>> START Data for this task

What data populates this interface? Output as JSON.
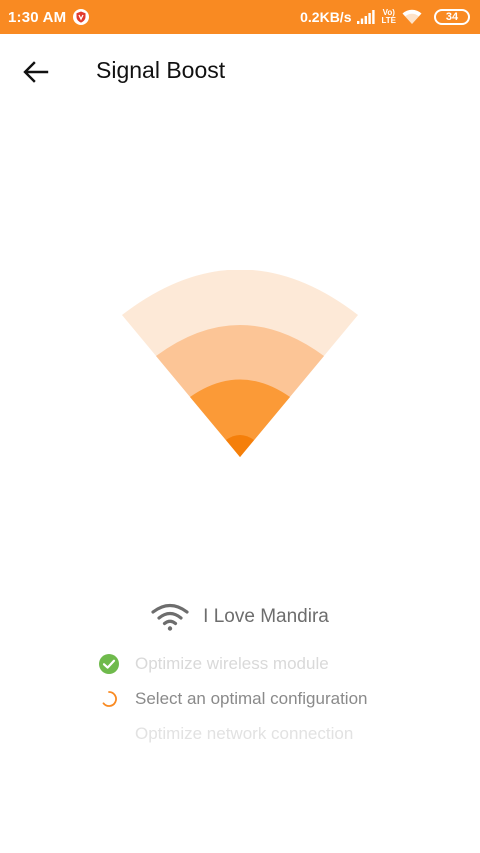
{
  "status_bar": {
    "time": "1:30 AM",
    "notification_icon": "shield-app-icon",
    "net_speed": "0.2KB/s",
    "signal_icon": "cell-signal-icon",
    "network_type_top": "Vo)",
    "network_type_bottom": "LTE",
    "wifi_icon": "wifi-icon",
    "battery_level": "34",
    "background_color": "#f98a22"
  },
  "app_bar": {
    "back_icon": "arrow-left-icon",
    "title": "Signal Boost"
  },
  "graphic": {
    "icon": "wifi-boost-icon",
    "colors": [
      "#fde9d7",
      "#fcc596",
      "#fb9a37",
      "#f57f0a"
    ]
  },
  "network": {
    "icon": "wifi-icon",
    "name": "I Love Mandira"
  },
  "steps": [
    {
      "label": "Optimize wireless module",
      "state": "done",
      "icon": "check-circle-icon",
      "color": "#6fba4c"
    },
    {
      "label": "Select an optimal configuration",
      "state": "active",
      "icon": "spinner-icon",
      "color": "#f98a22"
    },
    {
      "label": "Optimize network connection",
      "state": "pending",
      "icon": ""
    }
  ]
}
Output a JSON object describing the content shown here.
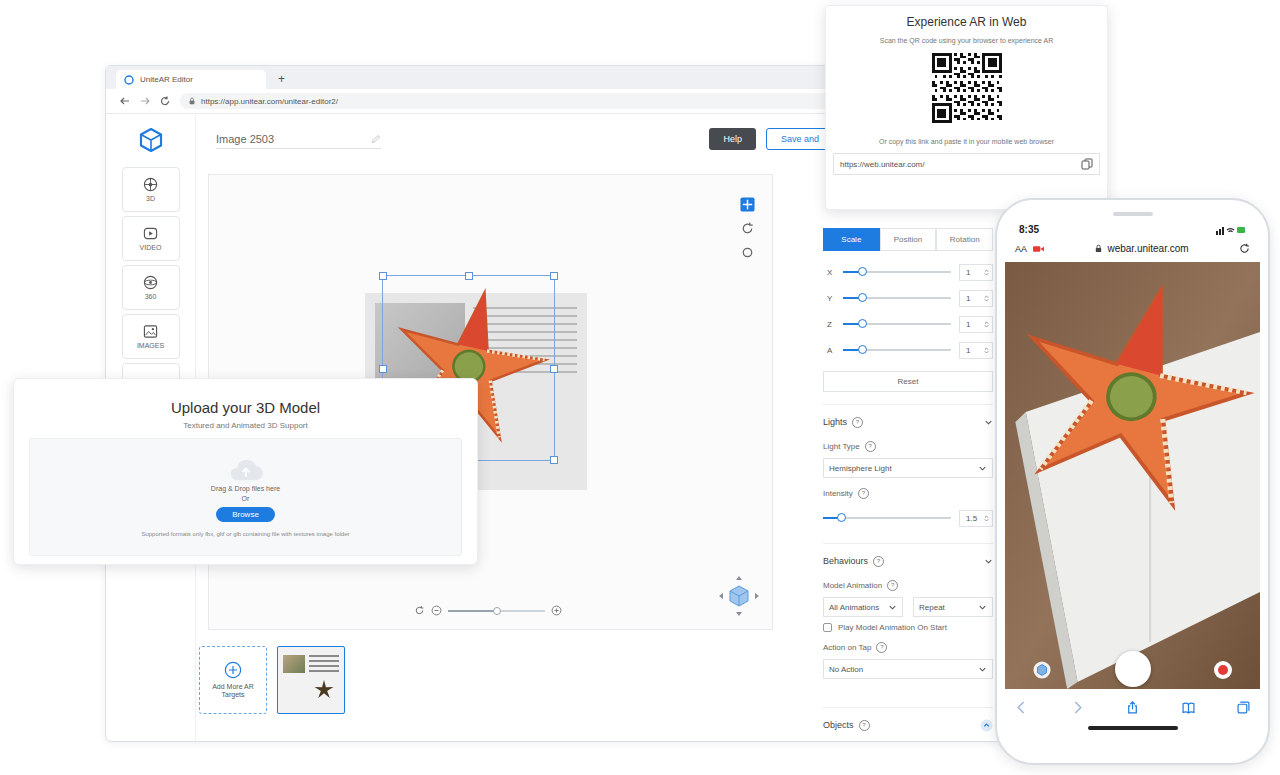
{
  "browser": {
    "tab_title": "UniteAR Editor",
    "new_tab": "+",
    "url": "https://app.unitear.com/unitear-editor2/"
  },
  "editor": {
    "title": "Image 2503",
    "help_button": "Help",
    "save_button": "Save and"
  },
  "sidebar": {
    "items": [
      {
        "label": "3D",
        "kind": "cube"
      },
      {
        "label": "VIDEO",
        "kind": "video"
      },
      {
        "label": "360",
        "kind": "pano"
      },
      {
        "label": "IMAGES",
        "kind": "images"
      }
    ]
  },
  "canvas": {
    "zoom_level": 0.5
  },
  "targets": {
    "add_label": "Add More AR Targets",
    "items": [
      {
        "selected": true
      }
    ]
  },
  "properties": {
    "help_icon": "?",
    "transform": {
      "tabs": [
        {
          "label": "Scale",
          "selected": true
        },
        {
          "label": "Position",
          "selected": false
        },
        {
          "label": "Rotation",
          "selected": false
        }
      ],
      "axes": [
        {
          "label": "X",
          "value": "1",
          "level": 0.18
        },
        {
          "label": "Y",
          "value": "1",
          "level": 0.18
        },
        {
          "label": "Z",
          "value": "1",
          "level": 0.18
        },
        {
          "label": "A",
          "value": "1",
          "level": 0.18
        }
      ],
      "reset": "Reset"
    },
    "lights": {
      "title": "Lights",
      "light_type_label": "Light Type",
      "light_type": "Hemisphere Light",
      "intensity_label": "Intensity",
      "intensity": "1.5",
      "intensity_level": 0.14
    },
    "behaviours": {
      "title": "Behaviours",
      "model_animation_label": "Model Animation",
      "animation": "All Animations",
      "loop": "Repeat",
      "play_on_start": {
        "label": "Play Model Animation On Start",
        "checked": false
      },
      "action_label": "Action on Tap",
      "action": "No Action"
    },
    "objects": {
      "title": "Objects"
    }
  },
  "upload": {
    "title": "Upload your 3D Model",
    "subtitle": "Textured and Animated 3D Support",
    "drop_text": "Drag & Drop files here",
    "or": "Or",
    "browse": "Browse",
    "note": "Supported formats only fbx, gltf or glb containing file with textures image folder"
  },
  "web_ar": {
    "title": "Experience AR in Web",
    "instruction": "Scan the QR code using your browser to experience AR",
    "or_copy": "Or copy this link and paste it in your mobile web browser",
    "link": "https://web.unitear.com/"
  },
  "phone": {
    "time": "8:35",
    "text_size": "AA",
    "url": "webar.unitear.com"
  }
}
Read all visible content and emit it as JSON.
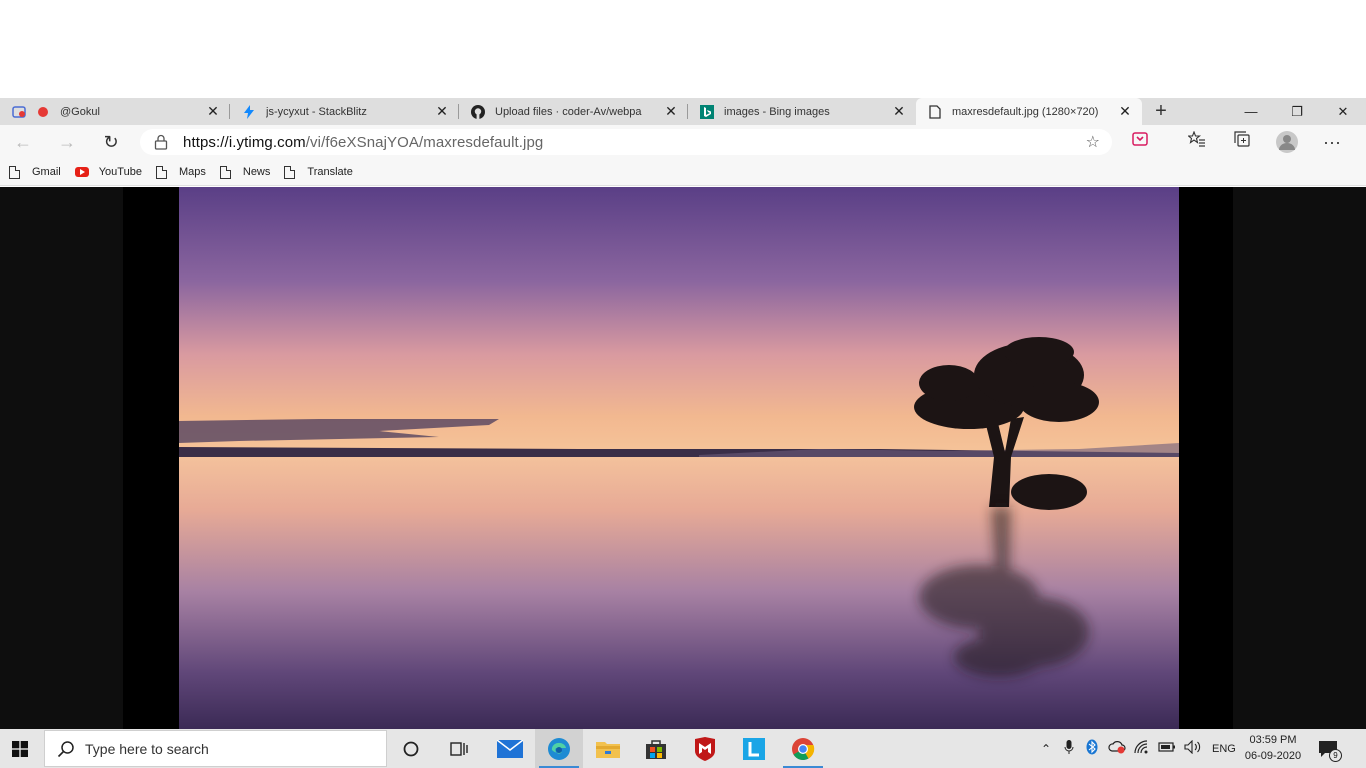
{
  "browser": {
    "tabs": [
      {
        "title": "@Gokul",
        "favicon": "recording-dot-icon"
      },
      {
        "title": "js-ycyxut - StackBlitz",
        "favicon": "stackblitz-bolt-icon"
      },
      {
        "title": "Upload files · coder-Av/webpa",
        "favicon": "github-icon"
      },
      {
        "title": "images - Bing images",
        "favicon": "bing-icon"
      },
      {
        "title": "maxresdefault.jpg (1280×720)",
        "favicon": "document-icon",
        "active": true
      }
    ],
    "url_host": "https://i.ytimg.com",
    "url_path": "/vi/f6eXSnajYOA/maxresdefault.jpg",
    "bookmarks": [
      {
        "label": "Gmail",
        "icon": "document-icon"
      },
      {
        "label": "YouTube",
        "icon": "youtube-icon"
      },
      {
        "label": "Maps",
        "icon": "document-icon"
      },
      {
        "label": "News",
        "icon": "document-icon"
      },
      {
        "label": "Translate",
        "icon": "document-icon"
      }
    ]
  },
  "taskbar": {
    "search_placeholder": "Type here to search",
    "language": "ENG",
    "time": "03:59 PM",
    "date": "06-09-2020",
    "notification_count": "9"
  },
  "colors": {
    "accent": "#3b8ad4",
    "tab_strip": "#dedede",
    "toolbar": "#f7f7f7",
    "taskbar": "#e6e6e6"
  }
}
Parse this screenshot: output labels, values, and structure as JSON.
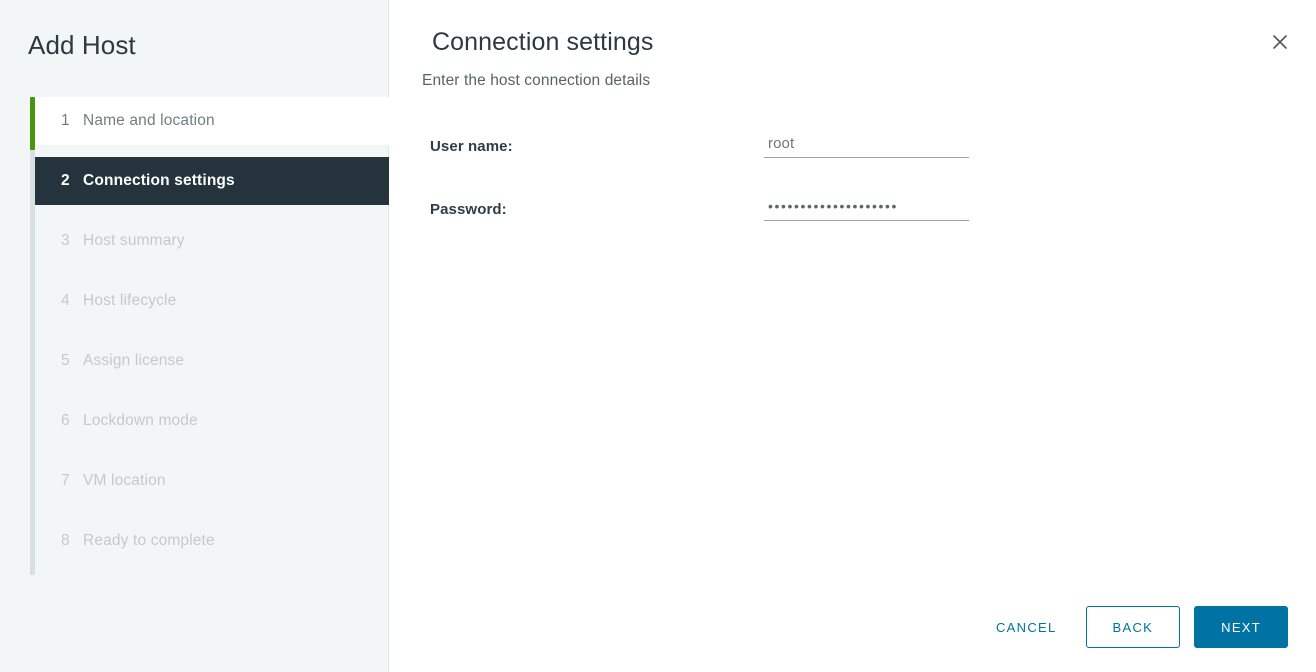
{
  "sidebar": {
    "title": "Add Host",
    "steps": [
      {
        "num": "1",
        "label": "Name and location",
        "state": "done"
      },
      {
        "num": "2",
        "label": "Connection settings",
        "state": "active"
      },
      {
        "num": "3",
        "label": "Host summary",
        "state": "upcoming"
      },
      {
        "num": "4",
        "label": "Host lifecycle",
        "state": "upcoming"
      },
      {
        "num": "5",
        "label": "Assign license",
        "state": "upcoming"
      },
      {
        "num": "6",
        "label": "Lockdown mode",
        "state": "upcoming"
      },
      {
        "num": "7",
        "label": "VM location",
        "state": "upcoming"
      },
      {
        "num": "8",
        "label": "Ready to complete",
        "state": "upcoming"
      }
    ]
  },
  "main": {
    "title": "Connection settings",
    "subtitle": "Enter the host connection details",
    "close_icon": "close-icon",
    "fields": [
      {
        "label": "User name:",
        "value": "root",
        "placeholder": "",
        "type": "text",
        "name": "username"
      },
      {
        "label": "Password:",
        "value": "••••••••••••••••••••",
        "placeholder": "",
        "type": "password",
        "name": "password"
      }
    ]
  },
  "footer": {
    "cancel_label": "CANCEL",
    "back_label": "BACK",
    "next_label": "NEXT"
  },
  "colors": {
    "accent_blue": "#0072a3",
    "progress_green": "#48960c",
    "active_step_bg": "#25333d",
    "sidebar_bg": "#f3f6f7"
  }
}
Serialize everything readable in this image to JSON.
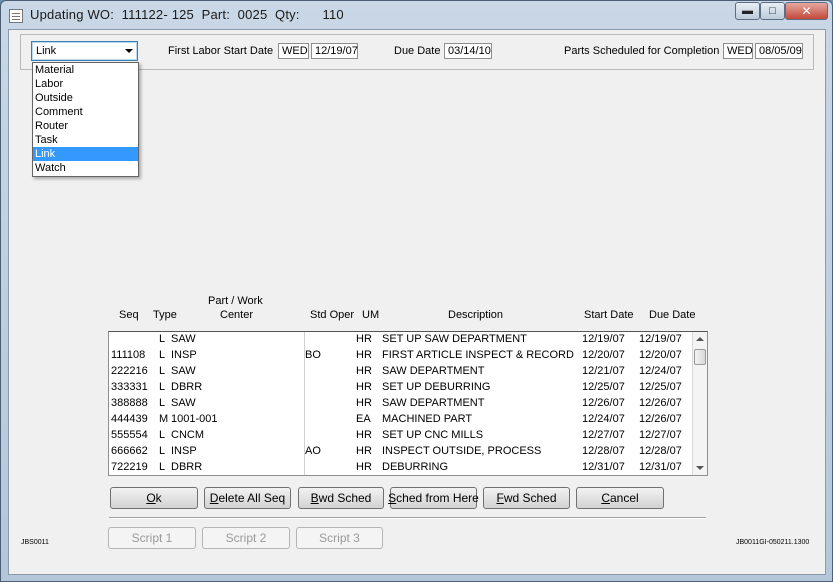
{
  "window": {
    "title": "Updating WO:  111122- 125  Part:  0025  Qty:      110",
    "minimize": "▬",
    "maximize": "□",
    "close": "✕"
  },
  "header": {
    "type_combo_value": "Link",
    "first_labor_label": "First Labor Start Date",
    "first_labor_day": "WED",
    "first_labor_date": "12/19/07",
    "due_label": "Due Date",
    "due_date": "03/14/10",
    "parts_label": "Parts Scheduled for Completion",
    "parts_day": "WED",
    "parts_date": "08/05/09"
  },
  "dropdown_options": [
    "Material",
    "Labor",
    "Outside",
    "Comment",
    "Router",
    "Task",
    "Link",
    "Watch"
  ],
  "grid": {
    "headers": {
      "seq": "Seq",
      "type": "Type",
      "part_wc_1": "Part / Work",
      "part_wc_2": "Center",
      "std_oper": "Std Oper",
      "um": "UM",
      "description": "Description",
      "start": "Start Date",
      "due": "Due Date"
    },
    "rows": [
      {
        "seq": "",
        "type": "L",
        "wc": "SAW",
        "oper": "",
        "um": "HR",
        "desc": "SET UP SAW DEPARTMENT",
        "start": "12/19/07",
        "due": "12/19/07"
      },
      {
        "seq": "111108",
        "type": "L",
        "wc": "INSP",
        "oper": "BO",
        "um": "HR",
        "desc": "FIRST ARTICLE INSPECT & RECORD",
        "start": "12/20/07",
        "due": "12/20/07"
      },
      {
        "seq": "222216",
        "type": "L",
        "wc": "SAW",
        "oper": "",
        "um": "HR",
        "desc": "SAW DEPARTMENT",
        "start": "12/21/07",
        "due": "12/24/07"
      },
      {
        "seq": "333331",
        "type": "L",
        "wc": "DBRR",
        "oper": "",
        "um": "HR",
        "desc": "SET UP DEBURRING",
        "start": "12/25/07",
        "due": "12/25/07"
      },
      {
        "seq": "388888",
        "type": "L",
        "wc": "SAW",
        "oper": "",
        "um": "HR",
        "desc": "SAW DEPARTMENT",
        "start": "12/26/07",
        "due": "12/26/07"
      },
      {
        "seq": "444439",
        "type": "M",
        "wc": "1001-001",
        "oper": "",
        "um": "EA",
        "desc": "MACHINED PART",
        "start": "12/24/07",
        "due": "12/26/07"
      },
      {
        "seq": "555554",
        "type": "L",
        "wc": "CNCM",
        "oper": "",
        "um": "HR",
        "desc": "SET UP CNC MILLS",
        "start": "12/27/07",
        "due": "12/27/07"
      },
      {
        "seq": "666662",
        "type": "L",
        "wc": "INSP",
        "oper": "AO",
        "um": "HR",
        "desc": "INSPECT OUTSIDE, PROCESS",
        "start": "12/28/07",
        "due": "12/28/07"
      },
      {
        "seq": "722219",
        "type": "L",
        "wc": "DBRR",
        "oper": "",
        "um": "HR",
        "desc": "DEBURRING",
        "start": "12/31/07",
        "due": "12/31/07"
      }
    ]
  },
  "buttons": {
    "ok_hot": "O",
    "ok_rest": "k",
    "delete_hot": "D",
    "delete_rest": "elete All Seq",
    "bwd_hot": "B",
    "bwd_rest": "wd Sched",
    "sched_hot": "S",
    "sched_rest": "ched from Here",
    "fwd_hot": "F",
    "fwd_rest": "wd Sched",
    "cancel_hot": "C",
    "cancel_rest": "ancel"
  },
  "scripts": [
    "Script 1",
    "Script 2",
    "Script 3"
  ],
  "footer": {
    "left_code": "JBS0011",
    "right_code": "JB0011GI-050211.1300"
  }
}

>> END Data for this task

### Task requirements
Copy out every line holding the string "INSPECT".

### Response to this task
        "desc": "FIRST ARTICLE INSPECT & RECORD",
        "desc": "INSPECT OUTSIDE, PROCESS",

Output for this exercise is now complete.